◆ WHAT IS EXPECTED
Report every line in the listing that contains the string "icon".

◆ THE INPUT
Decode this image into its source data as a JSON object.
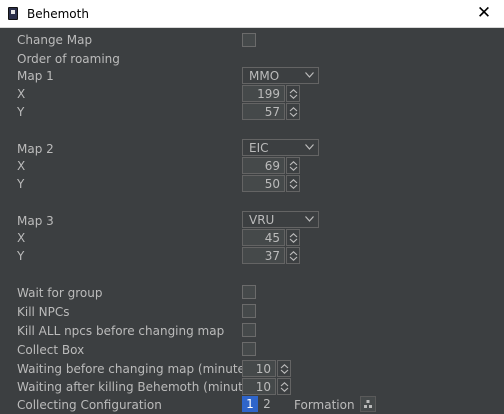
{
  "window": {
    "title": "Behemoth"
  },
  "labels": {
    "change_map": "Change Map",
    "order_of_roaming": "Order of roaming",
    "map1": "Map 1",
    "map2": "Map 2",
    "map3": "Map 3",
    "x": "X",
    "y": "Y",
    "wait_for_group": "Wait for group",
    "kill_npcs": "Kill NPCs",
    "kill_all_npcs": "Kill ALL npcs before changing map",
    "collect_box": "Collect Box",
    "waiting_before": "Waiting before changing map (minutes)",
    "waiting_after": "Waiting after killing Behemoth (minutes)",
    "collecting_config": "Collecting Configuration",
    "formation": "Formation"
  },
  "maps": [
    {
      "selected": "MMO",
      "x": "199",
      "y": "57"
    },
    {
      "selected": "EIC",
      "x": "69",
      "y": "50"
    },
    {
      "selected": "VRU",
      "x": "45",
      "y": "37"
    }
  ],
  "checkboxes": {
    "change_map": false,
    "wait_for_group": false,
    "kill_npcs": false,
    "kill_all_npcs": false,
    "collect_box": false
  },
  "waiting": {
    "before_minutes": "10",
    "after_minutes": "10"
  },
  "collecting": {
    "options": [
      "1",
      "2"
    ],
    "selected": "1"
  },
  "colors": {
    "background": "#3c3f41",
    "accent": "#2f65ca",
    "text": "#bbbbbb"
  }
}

...

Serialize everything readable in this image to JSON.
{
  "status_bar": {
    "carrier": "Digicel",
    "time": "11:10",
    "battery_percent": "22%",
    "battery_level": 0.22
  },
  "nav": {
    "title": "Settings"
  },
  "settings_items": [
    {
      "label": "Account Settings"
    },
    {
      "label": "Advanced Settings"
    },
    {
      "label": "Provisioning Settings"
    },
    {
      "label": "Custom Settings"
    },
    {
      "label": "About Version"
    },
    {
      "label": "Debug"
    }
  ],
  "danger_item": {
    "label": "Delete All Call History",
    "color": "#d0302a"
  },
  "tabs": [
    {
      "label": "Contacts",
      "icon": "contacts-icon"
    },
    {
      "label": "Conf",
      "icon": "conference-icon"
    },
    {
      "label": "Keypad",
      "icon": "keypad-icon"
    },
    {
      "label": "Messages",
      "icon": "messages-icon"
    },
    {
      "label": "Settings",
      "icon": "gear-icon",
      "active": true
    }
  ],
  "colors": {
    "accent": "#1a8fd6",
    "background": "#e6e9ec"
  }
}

◆ FINAL ANSWER
      "icon": "contacts-icon"
      "icon": "conference-icon"
      "icon": "keypad-icon"
      "icon": "messages-icon"
      "icon": "gear-icon",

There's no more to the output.